+++ Input material

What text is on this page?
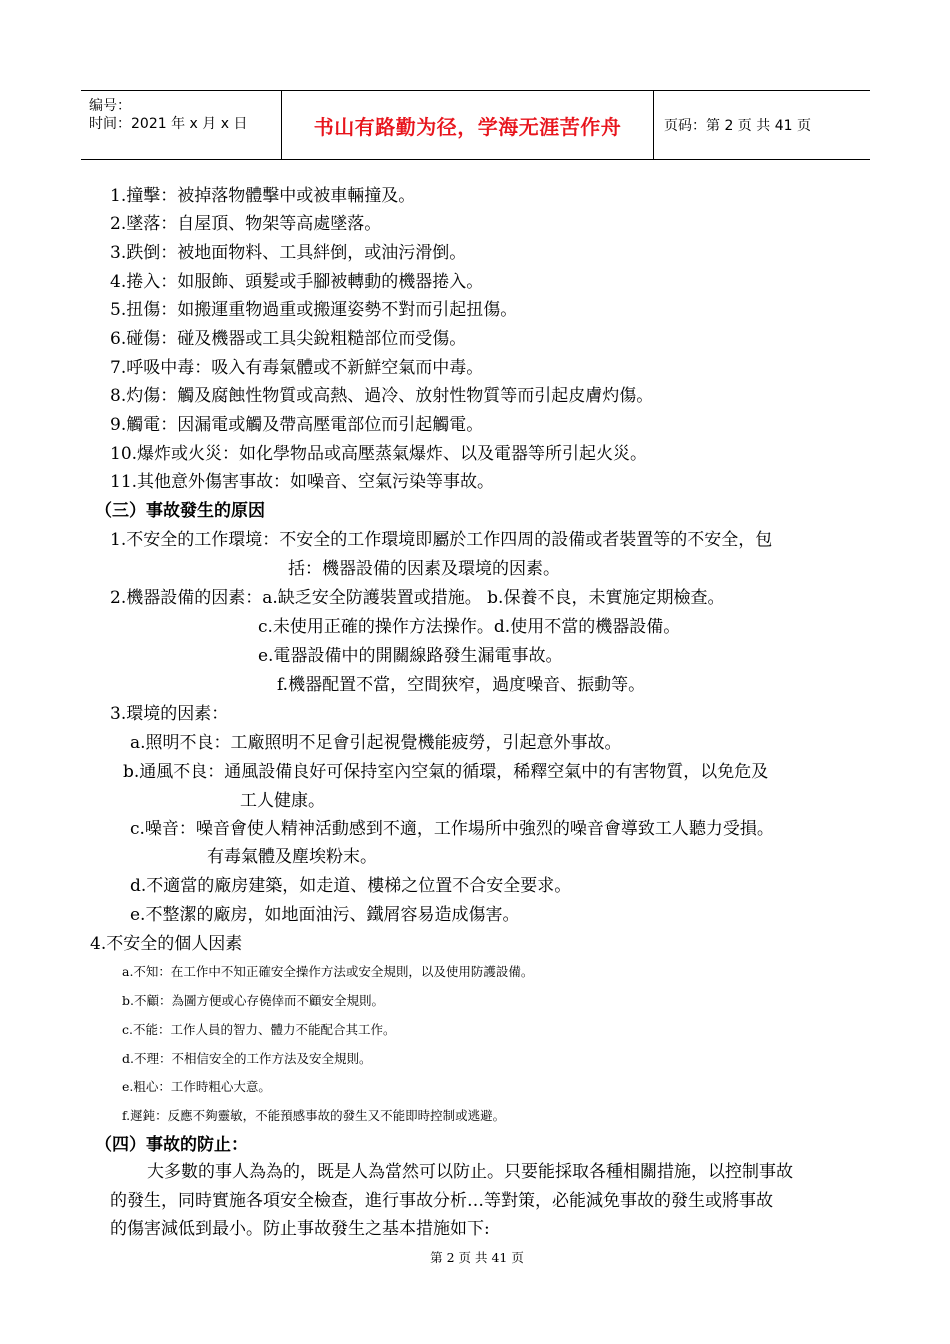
编号：
时间：2021 年 x 月 x 日	书山有路勤为径，学海无涯苦作舟	页码：第 2 页 共 41 页
1.撞擊：被掉落物體擊中或被車輛撞及。
2.墜落：自屋頂、物架等高處墜落。
3.跌倒：被地面物料、工具絆倒，或油污滑倒。
4.捲入：如服飾、頭髮或手腳被轉動的機器捲入。
5.扭傷：如搬運重物過重或搬運姿勢不對而引起扭傷。
6.碰傷：碰及機器或工具尖銳粗糙部位而受傷。
7.呼吸中毒：吸入有毒氣體或不新鮮空氣而中毒。
8.灼傷：觸及腐蝕性物質或高熱、過冷、放射性物質等而引起皮膚灼傷。
9.觸電：因漏電或觸及帶高壓電部位而引起觸電。
10.爆炸或火災：如化學物品或高壓蒸氣爆炸、以及電器等所引起火災。
11.其他意外傷害事故：如噪音、空氣污染等事故。
（三）事故發生的原因
1.不安全的工作環境：不安全的工作環境即屬於工作四周的設備或者裝置等的不安全，包
括：機器設備的因素及環境的因素。
2.機器設備的因素：a.缺乏安全防護裝置或措施。 b.保養不良，未實施定期檢查。
c.未使用正確的操作方法操作。d.使用不當的機器設備。
e.電器設備中的開關線路發生漏電事故。
f.機器配置不當，空間狹窄，過度噪音、振動等。
3.環境的因素：
a.照明不良：工廠照明不足會引起視覺機能疲勞，引起意外事故。
b.通風不良：通風設備良好可保持室內空氣的循環，稀釋空氣中的有害物質，以免危及
工人健康。
c.噪音：噪音會使人精神活動感到不適，工作場所中強烈的噪音會導致工人聽力受損。
有毒氣體及塵埃粉末。
d.不適當的廠房建築，如走道、樓梯之位置不合安全要求。
e.不整潔的廠房，如地面油污、鐵屑容易造成傷害。
4.不安全的個人因素
a.不知：在工作中不知正確安全操作方法或安全規則，以及使用防護設備。
b.不顧：為圖方便或心存僥倖而不顧安全規則。
c.不能：工作人員的智力、體力不能配合其工作。
d.不理：不相信安全的工作方法及安全規則。
e.粗心：工作時粗心大意。
f.遲鈍：反應不夠靈敏，不能預感事故的發生又不能即時控制或逃避。
（四）事故的防止：
大多數的事人為為的，既是人為當然可以防止。只要能採取各種相關措施，以控制事故
的發生，同時實施各項安全檢查，進行事故分析…等對策，必能減免事故的發生或將事故
的傷害減低到最小。防止事故發生之基本措施如下:
第 2 页 共 41 页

++++++

• [The exercise] Every line of the data should be copied as it stands, without the images.

• [Exercise response]
What text is on this page?
编号：
时间：2021 年 x 月 x 日	书山有路勤为径，学海无涯苦作舟	页码：第 2 页 共 41 页
1.撞擊：被掉落物體擊中或被車輛撞及。
2.墜落：自屋頂、物架等高處墜落。
3.跌倒：被地面物料、工具絆倒，或油污滑倒。
4.捲入：如服飾、頭髮或手腳被轉動的機器捲入。
5.扭傷：如搬運重物過重或搬運姿勢不對而引起扭傷。
6.碰傷：碰及機器或工具尖銳粗糙部位而受傷。
7.呼吸中毒：吸入有毒氣體或不新鮮空氣而中毒。
8.灼傷：觸及腐蝕性物質或高熱、過冷、放射性物質等而引起皮膚灼傷。
9.觸電：因漏電或觸及帶高壓電部位而引起觸電。
10.爆炸或火災：如化學物品或高壓蒸氣爆炸、以及電器等所引起火災。
11.其他意外傷害事故：如噪音、空氣污染等事故。
（三）事故發生的原因
1.不安全的工作環境：不安全的工作環境即屬於工作四周的設備或者裝置等的不安全，包
括：機器設備的因素及環境的因素。
2.機器設備的因素：a.缺乏安全防護裝置或措施。 b.保養不良，未實施定期檢查。
c.未使用正確的操作方法操作。d.使用不當的機器設備。
e.電器設備中的開關線路發生漏電事故。
f.機器配置不當，空間狹窄，過度噪音、振動等。
3.環境的因素：
a.照明不良：工廠照明不足會引起視覺機能疲勞，引起意外事故。
b.通風不良：通風設備良好可保持室內空氣的循環，稀釋空氣中的有害物質，以免危及
工人健康。
c.噪音：噪音會使人精神活動感到不適，工作場所中強烈的噪音會導致工人聽力受損。
有毒氣體及塵埃粉末。
d.不適當的廠房建築，如走道、樓梯之位置不合安全要求。
e.不整潔的廠房，如地面油污、鐵屑容易造成傷害。
4.不安全的個人因素
a.不知：在工作中不知正確安全操作方法或安全規則，以及使用防護設備。
b.不顧：為圖方便或心存僥倖而不顧安全規則。
c.不能：工作人員的智力、體力不能配合其工作。
d.不理：不相信安全的工作方法及安全規則。
e.粗心：工作時粗心大意。
f.遲鈍：反應不夠靈敏，不能預感事故的發生又不能即時控制或逃避。
（四）事故的防止：
大多數的事人為為的，既是人為當然可以防止。只要能採取各種相關措施，以控制事故
的發生，同時實施各項安全檢查，進行事故分析…等對策，必能減免事故的發生或將事故
的傷害減低到最小。防止事故發生之基本措施如下:
第 2 页 共 41 页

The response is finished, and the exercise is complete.